- **What you have to do**
Copy the lines below verbatim, keeping every line.

BEGIN

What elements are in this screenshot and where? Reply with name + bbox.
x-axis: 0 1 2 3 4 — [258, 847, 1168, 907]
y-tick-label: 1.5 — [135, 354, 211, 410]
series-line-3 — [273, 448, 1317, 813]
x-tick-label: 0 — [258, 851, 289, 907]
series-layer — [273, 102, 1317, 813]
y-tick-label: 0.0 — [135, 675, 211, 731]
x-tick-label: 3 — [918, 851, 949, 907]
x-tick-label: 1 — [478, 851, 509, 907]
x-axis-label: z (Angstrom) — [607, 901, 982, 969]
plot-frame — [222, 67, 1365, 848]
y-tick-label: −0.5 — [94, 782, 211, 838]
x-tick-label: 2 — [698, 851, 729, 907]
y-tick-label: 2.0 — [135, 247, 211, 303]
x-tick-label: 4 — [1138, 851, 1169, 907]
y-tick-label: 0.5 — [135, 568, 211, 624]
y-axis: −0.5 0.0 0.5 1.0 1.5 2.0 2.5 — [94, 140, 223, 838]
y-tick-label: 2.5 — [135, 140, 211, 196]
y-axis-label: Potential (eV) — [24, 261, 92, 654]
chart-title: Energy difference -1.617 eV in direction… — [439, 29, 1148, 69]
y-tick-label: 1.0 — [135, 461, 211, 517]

END

- **Exercise response**
What elements are in this screenshot and where? Reply with name + bbox.
x-axis: 0 1 2 3 4 — [258, 847, 1168, 907]
y-tick-label: 1.5 — [135, 354, 211, 410]
series-line-3 — [273, 448, 1317, 813]
x-tick-label: 0 — [258, 851, 289, 907]
series-layer — [273, 102, 1317, 813]
y-tick-label: 0.0 — [135, 675, 211, 731]
x-tick-label: 3 — [918, 851, 949, 907]
x-tick-label: 1 — [478, 851, 509, 907]
x-axis-label: z (Angstrom) — [607, 901, 982, 969]
plot-frame — [222, 67, 1365, 848]
y-tick-label: −0.5 — [94, 782, 211, 838]
x-tick-label: 2 — [698, 851, 729, 907]
y-tick-label: 2.0 — [135, 247, 211, 303]
x-tick-label: 4 — [1138, 851, 1169, 907]
y-tick-label: 0.5 — [135, 568, 211, 624]
y-axis: −0.5 0.0 0.5 1.0 1.5 2.0 2.5 — [94, 140, 223, 838]
y-tick-label: 2.5 — [135, 140, 211, 196]
y-axis-label: Potential (eV) — [24, 261, 92, 654]
chart-title: Energy difference -1.617 eV in direction… — [439, 29, 1148, 69]
y-tick-label: 1.0 — [135, 461, 211, 517]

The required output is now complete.